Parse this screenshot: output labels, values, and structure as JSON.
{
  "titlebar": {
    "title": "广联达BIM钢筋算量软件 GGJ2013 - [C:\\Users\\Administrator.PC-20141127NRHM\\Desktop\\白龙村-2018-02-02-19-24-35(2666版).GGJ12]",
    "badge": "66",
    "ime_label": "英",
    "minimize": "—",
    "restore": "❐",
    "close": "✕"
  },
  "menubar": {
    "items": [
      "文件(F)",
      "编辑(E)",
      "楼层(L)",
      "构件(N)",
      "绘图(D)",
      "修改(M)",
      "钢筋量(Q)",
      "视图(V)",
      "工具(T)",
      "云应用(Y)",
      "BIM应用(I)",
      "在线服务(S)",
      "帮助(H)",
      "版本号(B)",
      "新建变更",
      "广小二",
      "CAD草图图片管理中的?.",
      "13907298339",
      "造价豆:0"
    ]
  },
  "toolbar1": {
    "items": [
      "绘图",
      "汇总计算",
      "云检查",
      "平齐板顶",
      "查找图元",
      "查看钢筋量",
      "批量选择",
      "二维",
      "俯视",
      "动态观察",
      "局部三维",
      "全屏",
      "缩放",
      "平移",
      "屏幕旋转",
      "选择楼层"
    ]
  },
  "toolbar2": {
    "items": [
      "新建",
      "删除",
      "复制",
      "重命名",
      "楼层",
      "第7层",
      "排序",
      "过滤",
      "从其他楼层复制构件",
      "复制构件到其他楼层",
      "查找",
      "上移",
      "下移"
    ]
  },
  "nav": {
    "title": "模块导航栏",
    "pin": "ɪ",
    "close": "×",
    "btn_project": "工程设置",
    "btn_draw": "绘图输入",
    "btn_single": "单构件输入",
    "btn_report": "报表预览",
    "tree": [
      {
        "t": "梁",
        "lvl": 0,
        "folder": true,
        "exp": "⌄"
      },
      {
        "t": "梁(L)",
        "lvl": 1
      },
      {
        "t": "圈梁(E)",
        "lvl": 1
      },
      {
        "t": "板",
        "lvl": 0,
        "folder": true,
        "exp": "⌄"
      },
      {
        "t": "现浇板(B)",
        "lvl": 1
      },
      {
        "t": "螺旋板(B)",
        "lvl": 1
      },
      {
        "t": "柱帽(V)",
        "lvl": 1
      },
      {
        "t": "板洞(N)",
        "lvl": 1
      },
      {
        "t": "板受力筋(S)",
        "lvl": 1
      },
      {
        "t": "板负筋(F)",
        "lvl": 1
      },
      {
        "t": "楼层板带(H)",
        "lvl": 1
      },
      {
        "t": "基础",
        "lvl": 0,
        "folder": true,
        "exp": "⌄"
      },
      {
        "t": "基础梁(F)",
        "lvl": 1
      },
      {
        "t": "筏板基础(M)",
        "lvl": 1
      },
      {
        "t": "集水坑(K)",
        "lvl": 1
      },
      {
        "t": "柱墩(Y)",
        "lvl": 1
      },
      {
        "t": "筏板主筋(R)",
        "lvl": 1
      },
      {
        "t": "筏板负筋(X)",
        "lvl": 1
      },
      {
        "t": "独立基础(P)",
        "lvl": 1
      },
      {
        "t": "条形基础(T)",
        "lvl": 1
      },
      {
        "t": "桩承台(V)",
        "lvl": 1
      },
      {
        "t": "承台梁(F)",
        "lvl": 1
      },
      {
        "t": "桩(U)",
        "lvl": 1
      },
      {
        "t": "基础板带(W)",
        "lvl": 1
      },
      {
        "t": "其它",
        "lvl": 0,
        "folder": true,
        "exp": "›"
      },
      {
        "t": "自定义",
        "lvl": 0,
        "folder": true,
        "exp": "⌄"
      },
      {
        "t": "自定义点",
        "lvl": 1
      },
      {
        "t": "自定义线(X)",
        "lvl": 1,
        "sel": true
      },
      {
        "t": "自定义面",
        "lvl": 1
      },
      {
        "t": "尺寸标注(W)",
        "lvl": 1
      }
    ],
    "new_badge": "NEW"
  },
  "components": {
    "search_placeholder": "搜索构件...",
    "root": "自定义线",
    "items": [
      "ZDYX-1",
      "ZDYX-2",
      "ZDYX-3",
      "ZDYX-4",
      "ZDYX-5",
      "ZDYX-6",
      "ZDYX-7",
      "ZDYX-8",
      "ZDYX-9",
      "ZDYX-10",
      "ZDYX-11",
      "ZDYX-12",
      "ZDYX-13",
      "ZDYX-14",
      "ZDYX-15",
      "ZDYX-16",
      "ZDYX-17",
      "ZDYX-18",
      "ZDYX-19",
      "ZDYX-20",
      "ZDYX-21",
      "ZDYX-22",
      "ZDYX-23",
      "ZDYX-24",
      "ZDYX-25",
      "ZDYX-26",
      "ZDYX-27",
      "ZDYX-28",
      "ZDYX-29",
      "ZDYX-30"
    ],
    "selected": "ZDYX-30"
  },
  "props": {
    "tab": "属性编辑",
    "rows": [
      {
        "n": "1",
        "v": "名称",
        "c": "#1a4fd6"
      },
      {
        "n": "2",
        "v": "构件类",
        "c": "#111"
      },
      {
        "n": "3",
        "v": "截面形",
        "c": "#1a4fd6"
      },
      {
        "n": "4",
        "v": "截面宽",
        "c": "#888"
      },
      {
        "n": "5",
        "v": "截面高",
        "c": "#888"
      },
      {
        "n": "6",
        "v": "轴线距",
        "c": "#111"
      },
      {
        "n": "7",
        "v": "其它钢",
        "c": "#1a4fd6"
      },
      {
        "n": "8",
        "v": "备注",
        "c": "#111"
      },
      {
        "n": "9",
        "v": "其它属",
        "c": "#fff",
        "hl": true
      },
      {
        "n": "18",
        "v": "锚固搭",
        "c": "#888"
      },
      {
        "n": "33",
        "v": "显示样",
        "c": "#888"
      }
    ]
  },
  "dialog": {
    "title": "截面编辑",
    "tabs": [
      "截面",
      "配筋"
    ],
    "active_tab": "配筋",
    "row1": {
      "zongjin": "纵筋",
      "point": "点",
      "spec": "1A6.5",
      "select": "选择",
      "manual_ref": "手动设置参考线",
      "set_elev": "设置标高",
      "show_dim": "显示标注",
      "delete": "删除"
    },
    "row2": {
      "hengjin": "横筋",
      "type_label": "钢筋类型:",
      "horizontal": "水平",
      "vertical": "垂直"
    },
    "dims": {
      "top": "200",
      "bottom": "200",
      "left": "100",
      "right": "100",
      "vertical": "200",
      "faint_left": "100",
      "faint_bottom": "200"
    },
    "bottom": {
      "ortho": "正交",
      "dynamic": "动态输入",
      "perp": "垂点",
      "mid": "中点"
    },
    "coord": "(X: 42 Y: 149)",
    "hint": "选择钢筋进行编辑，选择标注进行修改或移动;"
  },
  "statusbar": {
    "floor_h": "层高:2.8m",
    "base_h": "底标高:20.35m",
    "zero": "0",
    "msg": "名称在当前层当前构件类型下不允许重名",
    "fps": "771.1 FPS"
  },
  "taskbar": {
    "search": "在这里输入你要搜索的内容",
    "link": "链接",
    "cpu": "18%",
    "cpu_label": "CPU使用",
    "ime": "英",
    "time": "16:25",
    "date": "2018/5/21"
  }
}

-------

* [Problem to solve] Each entry is to be returned in full, character for character.

* [Response to this task]
Parse this screenshot: output labels, values, and structure as JSON.
{
  "titlebar": {
    "title": "广联达BIM钢筋算量软件 GGJ2013 - [C:\\Users\\Administrator.PC-20141127NRHM\\Desktop\\白龙村-2018-02-02-19-24-35(2666版).GGJ12]",
    "badge": "66",
    "ime_label": "英",
    "minimize": "—",
    "restore": "❐",
    "close": "✕"
  },
  "menubar": {
    "items": [
      "文件(F)",
      "编辑(E)",
      "楼层(L)",
      "构件(N)",
      "绘图(D)",
      "修改(M)",
      "钢筋量(Q)",
      "视图(V)",
      "工具(T)",
      "云应用(Y)",
      "BIM应用(I)",
      "在线服务(S)",
      "帮助(H)",
      "版本号(B)",
      "新建变更",
      "广小二",
      "CAD草图图片管理中的?.",
      "13907298339",
      "造价豆:0"
    ]
  },
  "toolbar1": {
    "items": [
      "绘图",
      "汇总计算",
      "云检查",
      "平齐板顶",
      "查找图元",
      "查看钢筋量",
      "批量选择",
      "二维",
      "俯视",
      "动态观察",
      "局部三维",
      "全屏",
      "缩放",
      "平移",
      "屏幕旋转",
      "选择楼层"
    ]
  },
  "toolbar2": {
    "items": [
      "新建",
      "删除",
      "复制",
      "重命名",
      "楼层",
      "第7层",
      "排序",
      "过滤",
      "从其他楼层复制构件",
      "复制构件到其他楼层",
      "查找",
      "上移",
      "下移"
    ]
  },
  "nav": {
    "title": "模块导航栏",
    "pin": "ɪ",
    "close": "×",
    "btn_project": "工程设置",
    "btn_draw": "绘图输入",
    "btn_single": "单构件输入",
    "btn_report": "报表预览",
    "tree": [
      {
        "t": "梁",
        "lvl": 0,
        "folder": true,
        "exp": "⌄"
      },
      {
        "t": "梁(L)",
        "lvl": 1
      },
      {
        "t": "圈梁(E)",
        "lvl": 1
      },
      {
        "t": "板",
        "lvl": 0,
        "folder": true,
        "exp": "⌄"
      },
      {
        "t": "现浇板(B)",
        "lvl": 1
      },
      {
        "t": "螺旋板(B)",
        "lvl": 1
      },
      {
        "t": "柱帽(V)",
        "lvl": 1
      },
      {
        "t": "板洞(N)",
        "lvl": 1
      },
      {
        "t": "板受力筋(S)",
        "lvl": 1
      },
      {
        "t": "板负筋(F)",
        "lvl": 1
      },
      {
        "t": "楼层板带(H)",
        "lvl": 1
      },
      {
        "t": "基础",
        "lvl": 0,
        "folder": true,
        "exp": "⌄"
      },
      {
        "t": "基础梁(F)",
        "lvl": 1
      },
      {
        "t": "筏板基础(M)",
        "lvl": 1
      },
      {
        "t": "集水坑(K)",
        "lvl": 1
      },
      {
        "t": "柱墩(Y)",
        "lvl": 1
      },
      {
        "t": "筏板主筋(R)",
        "lvl": 1
      },
      {
        "t": "筏板负筋(X)",
        "lvl": 1
      },
      {
        "t": "独立基础(P)",
        "lvl": 1
      },
      {
        "t": "条形基础(T)",
        "lvl": 1
      },
      {
        "t": "桩承台(V)",
        "lvl": 1
      },
      {
        "t": "承台梁(F)",
        "lvl": 1
      },
      {
        "t": "桩(U)",
        "lvl": 1
      },
      {
        "t": "基础板带(W)",
        "lvl": 1
      },
      {
        "t": "其它",
        "lvl": 0,
        "folder": true,
        "exp": "›"
      },
      {
        "t": "自定义",
        "lvl": 0,
        "folder": true,
        "exp": "⌄"
      },
      {
        "t": "自定义点",
        "lvl": 1
      },
      {
        "t": "自定义线(X)",
        "lvl": 1,
        "sel": true
      },
      {
        "t": "自定义面",
        "lvl": 1
      },
      {
        "t": "尺寸标注(W)",
        "lvl": 1
      }
    ],
    "new_badge": "NEW"
  },
  "components": {
    "search_placeholder": "搜索构件...",
    "root": "自定义线",
    "items": [
      "ZDYX-1",
      "ZDYX-2",
      "ZDYX-3",
      "ZDYX-4",
      "ZDYX-5",
      "ZDYX-6",
      "ZDYX-7",
      "ZDYX-8",
      "ZDYX-9",
      "ZDYX-10",
      "ZDYX-11",
      "ZDYX-12",
      "ZDYX-13",
      "ZDYX-14",
      "ZDYX-15",
      "ZDYX-16",
      "ZDYX-17",
      "ZDYX-18",
      "ZDYX-19",
      "ZDYX-20",
      "ZDYX-21",
      "ZDYX-22",
      "ZDYX-23",
      "ZDYX-24",
      "ZDYX-25",
      "ZDYX-26",
      "ZDYX-27",
      "ZDYX-28",
      "ZDYX-29",
      "ZDYX-30"
    ],
    "selected": "ZDYX-30"
  },
  "props": {
    "tab": "属性编辑",
    "rows": [
      {
        "n": "1",
        "v": "名称",
        "c": "#1a4fd6"
      },
      {
        "n": "2",
        "v": "构件类",
        "c": "#111"
      },
      {
        "n": "3",
        "v": "截面形",
        "c": "#1a4fd6"
      },
      {
        "n": "4",
        "v": "截面宽",
        "c": "#888"
      },
      {
        "n": "5",
        "v": "截面高",
        "c": "#888"
      },
      {
        "n": "6",
        "v": "轴线距",
        "c": "#111"
      },
      {
        "n": "7",
        "v": "其它钢",
        "c": "#1a4fd6"
      },
      {
        "n": "8",
        "v": "备注",
        "c": "#111"
      },
      {
        "n": "9",
        "v": "其它属",
        "c": "#fff",
        "hl": true
      },
      {
        "n": "18",
        "v": "锚固搭",
        "c": "#888"
      },
      {
        "n": "33",
        "v": "显示样",
        "c": "#888"
      }
    ]
  },
  "dialog": {
    "title": "截面编辑",
    "tabs": [
      "截面",
      "配筋"
    ],
    "active_tab": "配筋",
    "row1": {
      "zongjin": "纵筋",
      "point": "点",
      "spec": "1A6.5",
      "select": "选择",
      "manual_ref": "手动设置参考线",
      "set_elev": "设置标高",
      "show_dim": "显示标注",
      "delete": "删除"
    },
    "row2": {
      "hengjin": "横筋",
      "type_label": "钢筋类型:",
      "horizontal": "水平",
      "vertical": "垂直"
    },
    "dims": {
      "top": "200",
      "bottom": "200",
      "left": "100",
      "right": "100",
      "vertical": "200",
      "faint_left": "100",
      "faint_bottom": "200"
    },
    "bottom": {
      "ortho": "正交",
      "dynamic": "动态输入",
      "perp": "垂点",
      "mid": "中点"
    },
    "coord": "(X: 42 Y: 149)",
    "hint": "选择钢筋进行编辑，选择标注进行修改或移动;"
  },
  "statusbar": {
    "floor_h": "层高:2.8m",
    "base_h": "底标高:20.35m",
    "zero": "0",
    "msg": "名称在当前层当前构件类型下不允许重名",
    "fps": "771.1 FPS"
  },
  "taskbar": {
    "search": "在这里输入你要搜索的内容",
    "link": "链接",
    "cpu": "18%",
    "cpu_label": "CPU使用",
    "ime": "英",
    "time": "16:25",
    "date": "2018/5/21"
  }
}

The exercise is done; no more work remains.